-- Written task --
Output the material below in full, exactly as it is.
---
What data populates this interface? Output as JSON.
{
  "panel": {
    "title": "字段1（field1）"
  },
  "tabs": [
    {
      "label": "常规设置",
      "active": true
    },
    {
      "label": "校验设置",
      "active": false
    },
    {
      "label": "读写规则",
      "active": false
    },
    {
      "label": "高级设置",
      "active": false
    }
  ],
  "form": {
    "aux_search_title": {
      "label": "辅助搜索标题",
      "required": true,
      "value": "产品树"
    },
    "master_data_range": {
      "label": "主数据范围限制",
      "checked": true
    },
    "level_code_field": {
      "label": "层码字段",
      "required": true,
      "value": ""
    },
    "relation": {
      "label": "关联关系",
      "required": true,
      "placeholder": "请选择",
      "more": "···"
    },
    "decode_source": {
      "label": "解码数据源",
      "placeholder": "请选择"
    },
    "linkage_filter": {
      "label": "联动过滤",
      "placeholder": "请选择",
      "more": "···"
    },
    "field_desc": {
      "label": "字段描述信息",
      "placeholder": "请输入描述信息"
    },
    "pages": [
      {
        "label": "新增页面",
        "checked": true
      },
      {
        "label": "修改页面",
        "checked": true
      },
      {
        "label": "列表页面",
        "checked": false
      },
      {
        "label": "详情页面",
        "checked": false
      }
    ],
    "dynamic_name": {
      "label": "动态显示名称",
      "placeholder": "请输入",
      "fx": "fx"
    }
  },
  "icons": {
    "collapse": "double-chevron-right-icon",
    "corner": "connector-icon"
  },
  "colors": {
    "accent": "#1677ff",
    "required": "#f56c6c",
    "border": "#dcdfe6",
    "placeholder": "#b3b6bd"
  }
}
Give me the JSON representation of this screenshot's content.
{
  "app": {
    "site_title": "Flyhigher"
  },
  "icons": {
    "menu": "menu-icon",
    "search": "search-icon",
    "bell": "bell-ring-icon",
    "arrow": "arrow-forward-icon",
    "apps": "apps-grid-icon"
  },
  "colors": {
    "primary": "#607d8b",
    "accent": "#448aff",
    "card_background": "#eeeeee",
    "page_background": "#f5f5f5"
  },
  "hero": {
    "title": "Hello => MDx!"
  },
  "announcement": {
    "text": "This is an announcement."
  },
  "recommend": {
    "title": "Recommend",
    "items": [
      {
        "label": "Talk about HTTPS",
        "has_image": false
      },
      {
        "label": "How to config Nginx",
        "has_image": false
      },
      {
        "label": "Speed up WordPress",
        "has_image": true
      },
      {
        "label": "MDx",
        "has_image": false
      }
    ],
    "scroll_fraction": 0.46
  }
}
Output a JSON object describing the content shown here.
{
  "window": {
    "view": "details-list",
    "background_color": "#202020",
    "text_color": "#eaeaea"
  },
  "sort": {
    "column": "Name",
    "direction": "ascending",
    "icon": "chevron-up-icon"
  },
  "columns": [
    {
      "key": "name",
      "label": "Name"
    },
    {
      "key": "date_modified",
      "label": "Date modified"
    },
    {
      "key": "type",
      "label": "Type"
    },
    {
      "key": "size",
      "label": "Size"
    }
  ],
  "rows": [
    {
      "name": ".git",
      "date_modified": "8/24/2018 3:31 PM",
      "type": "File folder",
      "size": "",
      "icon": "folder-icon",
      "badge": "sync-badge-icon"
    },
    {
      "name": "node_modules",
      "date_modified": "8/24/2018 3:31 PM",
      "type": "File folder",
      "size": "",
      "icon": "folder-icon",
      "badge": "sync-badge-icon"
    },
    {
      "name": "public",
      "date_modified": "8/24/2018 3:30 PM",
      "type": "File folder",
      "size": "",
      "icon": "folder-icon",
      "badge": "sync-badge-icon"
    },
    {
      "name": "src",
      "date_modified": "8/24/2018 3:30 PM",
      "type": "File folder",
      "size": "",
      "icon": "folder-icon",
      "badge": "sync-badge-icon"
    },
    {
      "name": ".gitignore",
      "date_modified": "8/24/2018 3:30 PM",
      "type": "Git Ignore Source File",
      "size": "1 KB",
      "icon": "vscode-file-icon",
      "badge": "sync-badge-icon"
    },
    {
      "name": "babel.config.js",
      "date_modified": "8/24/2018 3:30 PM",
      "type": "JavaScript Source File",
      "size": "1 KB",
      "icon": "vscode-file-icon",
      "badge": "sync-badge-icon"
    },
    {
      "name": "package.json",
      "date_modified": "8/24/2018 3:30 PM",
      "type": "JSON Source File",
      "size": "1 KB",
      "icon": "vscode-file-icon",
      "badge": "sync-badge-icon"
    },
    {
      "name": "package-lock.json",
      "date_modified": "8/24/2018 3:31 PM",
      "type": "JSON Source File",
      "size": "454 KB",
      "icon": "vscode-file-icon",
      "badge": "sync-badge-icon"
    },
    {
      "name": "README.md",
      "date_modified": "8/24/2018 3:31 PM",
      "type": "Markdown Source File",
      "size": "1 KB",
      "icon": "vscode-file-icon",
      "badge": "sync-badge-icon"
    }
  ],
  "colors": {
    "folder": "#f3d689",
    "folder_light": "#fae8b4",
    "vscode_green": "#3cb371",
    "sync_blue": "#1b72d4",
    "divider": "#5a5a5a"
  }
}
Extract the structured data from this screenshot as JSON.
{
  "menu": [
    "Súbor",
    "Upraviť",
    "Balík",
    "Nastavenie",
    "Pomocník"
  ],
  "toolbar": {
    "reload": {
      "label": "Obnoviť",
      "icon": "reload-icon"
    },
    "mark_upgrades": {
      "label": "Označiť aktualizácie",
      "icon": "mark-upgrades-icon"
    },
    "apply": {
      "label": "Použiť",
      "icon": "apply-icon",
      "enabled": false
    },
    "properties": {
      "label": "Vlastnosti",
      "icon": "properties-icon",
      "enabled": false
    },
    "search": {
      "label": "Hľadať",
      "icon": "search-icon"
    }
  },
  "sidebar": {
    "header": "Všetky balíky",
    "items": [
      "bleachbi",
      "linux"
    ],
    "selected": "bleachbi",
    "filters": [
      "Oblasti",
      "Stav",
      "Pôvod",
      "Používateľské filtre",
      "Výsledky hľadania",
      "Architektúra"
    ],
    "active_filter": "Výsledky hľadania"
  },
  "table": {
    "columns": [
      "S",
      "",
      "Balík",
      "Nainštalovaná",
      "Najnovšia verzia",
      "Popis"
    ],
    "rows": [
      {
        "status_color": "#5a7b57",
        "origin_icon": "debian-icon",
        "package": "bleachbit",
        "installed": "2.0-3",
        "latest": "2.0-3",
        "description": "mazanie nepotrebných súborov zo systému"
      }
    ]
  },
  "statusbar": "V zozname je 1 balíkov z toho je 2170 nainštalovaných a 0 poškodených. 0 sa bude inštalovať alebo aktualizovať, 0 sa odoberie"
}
---
-- Task answer --
What data populates this interface? Output as JSON.
{
  "panel": {
    "title": "字段1（field1）"
  },
  "tabs": [
    {
      "label": "常规设置",
      "active": true
    },
    {
      "label": "校验设置",
      "active": false
    },
    {
      "label": "读写规则",
      "active": false
    },
    {
      "label": "高级设置",
      "active": false
    }
  ],
  "form": {
    "aux_search_title": {
      "label": "辅助搜索标题",
      "required": true,
      "value": "产品树"
    },
    "master_data_range": {
      "label": "主数据范围限制",
      "checked": true
    },
    "level_code_field": {
      "label": "层码字段",
      "required": true,
      "value": ""
    },
    "relation": {
      "label": "关联关系",
      "required": true,
      "placeholder": "请选择",
      "more": "···"
    },
    "decode_source": {
      "label": "解码数据源",
      "placeholder": "请选择"
    },
    "linkage_filter": {
      "label": "联动过滤",
      "placeholder": "请选择",
      "more": "···"
    },
    "field_desc": {
      "label": "字段描述信息",
      "placeholder": "请输入描述信息"
    },
    "pages": [
      {
        "label": "新增页面",
        "checked": true
      },
      {
        "label": "修改页面",
        "checked": true
      },
      {
        "label": "列表页面",
        "checked": false
      },
      {
        "label": "详情页面",
        "checked": false
      }
    ],
    "dynamic_name": {
      "label": "动态显示名称",
      "placeholder": "请输入",
      "fx": "fx"
    }
  },
  "icons": {
    "collapse": "double-chevron-right-icon",
    "corner": "connector-icon"
  },
  "colors": {
    "accent": "#1677ff",
    "required": "#f56c6c",
    "border": "#dcdfe6",
    "placeholder": "#b3b6bd"
  }
}
Give me the JSON representation of this screenshot's content.
{
  "app": {
    "site_title": "Flyhigher"
  },
  "icons": {
    "menu": "menu-icon",
    "search": "search-icon",
    "bell": "bell-ring-icon",
    "arrow": "arrow-forward-icon",
    "apps": "apps-grid-icon"
  },
  "colors": {
    "primary": "#607d8b",
    "accent": "#448aff",
    "card_background": "#eeeeee",
    "page_background": "#f5f5f5"
  },
  "hero": {
    "title": "Hello => MDx!"
  },
  "announcement": {
    "text": "This is an announcement."
  },
  "recommend": {
    "title": "Recommend",
    "items": [
      {
        "label": "Talk about HTTPS",
        "has_image": false
      },
      {
        "label": "How to config Nginx",
        "has_image": false
      },
      {
        "label": "Speed up WordPress",
        "has_image": true
      },
      {
        "label": "MDx",
        "has_image": false
      }
    ],
    "scroll_fraction": 0.46
  }
}
Output a JSON object describing the content shown here.
{
  "window": {
    "view": "details-list",
    "background_color": "#202020",
    "text_color": "#eaeaea"
  },
  "sort": {
    "column": "Name",
    "direction": "ascending",
    "icon": "chevron-up-icon"
  },
  "columns": [
    {
      "key": "name",
      "label": "Name"
    },
    {
      "key": "date_modified",
      "label": "Date modified"
    },
    {
      "key": "type",
      "label": "Type"
    },
    {
      "key": "size",
      "label": "Size"
    }
  ],
  "rows": [
    {
      "name": ".git",
      "date_modified": "8/24/2018 3:31 PM",
      "type": "File folder",
      "size": "",
      "icon": "folder-icon",
      "badge": "sync-badge-icon"
    },
    {
      "name": "node_modules",
      "date_modified": "8/24/2018 3:31 PM",
      "type": "File folder",
      "size": "",
      "icon": "folder-icon",
      "badge": "sync-badge-icon"
    },
    {
      "name": "public",
      "date_modified": "8/24/2018 3:30 PM",
      "type": "File folder",
      "size": "",
      "icon": "folder-icon",
      "badge": "sync-badge-icon"
    },
    {
      "name": "src",
      "date_modified": "8/24/2018 3:30 PM",
      "type": "File folder",
      "size": "",
      "icon": "folder-icon",
      "badge": "sync-badge-icon"
    },
    {
      "name": ".gitignore",
      "date_modified": "8/24/2018 3:30 PM",
      "type": "Git Ignore Source File",
      "size": "1 KB",
      "icon": "vscode-file-icon",
      "badge": "sync-badge-icon"
    },
    {
      "name": "babel.config.js",
      "date_modified": "8/24/2018 3:30 PM",
      "type": "JavaScript Source File",
      "size": "1 KB",
      "icon": "vscode-file-icon",
      "badge": "sync-badge-icon"
    },
    {
      "name": "package.json",
      "date_modified": "8/24/2018 3:30 PM",
      "type": "JSON Source File",
      "size": "1 KB",
      "icon": "vscode-file-icon",
      "badge": "sync-badge-icon"
    },
    {
      "name": "package-lock.json",
      "date_modified": "8/24/2018 3:31 PM",
      "type": "JSON Source File",
      "size": "454 KB",
      "icon": "vscode-file-icon",
      "badge": "sync-badge-icon"
    },
    {
      "name": "README.md",
      "date_modified": "8/24/2018 3:31 PM",
      "type": "Markdown Source File",
      "size": "1 KB",
      "icon": "vscode-file-icon",
      "badge": "sync-badge-icon"
    }
  ],
  "colors": {
    "folder": "#f3d689",
    "folder_light": "#fae8b4",
    "vscode_green": "#3cb371",
    "sync_blue": "#1b72d4",
    "divider": "#5a5a5a"
  }
}
Extract the structured data from this screenshot as JSON.
{
  "menu": [
    "Súbor",
    "Upraviť",
    "Balík",
    "Nastavenie",
    "Pomocník"
  ],
  "toolbar": {
    "reload": {
      "label": "Obnoviť",
      "icon": "reload-icon"
    },
    "mark_upgrades": {
      "label": "Označiť aktualizácie",
      "icon": "mark-upgrades-icon"
    },
    "apply": {
      "label": "Použiť",
      "icon": "apply-icon",
      "enabled": false
    },
    "properties": {
      "label": "Vlastnosti",
      "icon": "properties-icon",
      "enabled": false
    },
    "search": {
      "label": "Hľadať",
      "icon": "search-icon"
    }
  },
  "sidebar": {
    "header": "Všetky balíky",
    "items": [
      "bleachbi",
      "linux"
    ],
    "selected": "bleachbi",
    "filters": [
      "Oblasti",
      "Stav",
      "Pôvod",
      "Používateľské filtre",
      "Výsledky hľadania",
      "Architektúra"
    ],
    "active_filter": "Výsledky hľadania"
  },
  "table": {
    "columns": [
      "S",
      "",
      "Balík",
      "Nainštalovaná",
      "Najnovšia verzia",
      "Popis"
    ],
    "rows": [
      {
        "status_color": "#5a7b57",
        "origin_icon": "debian-icon",
        "package": "bleachbit",
        "installed": "2.0-3",
        "latest": "2.0-3",
        "description": "mazanie nepotrebných súborov zo systému"
      }
    ]
  },
  "statusbar": "V zozname je 1 balíkov z toho je 2170 nainštalovaných a 0 poškodených. 0 sa bude inštalovať alebo aktualizovať, 0 sa odoberie"
}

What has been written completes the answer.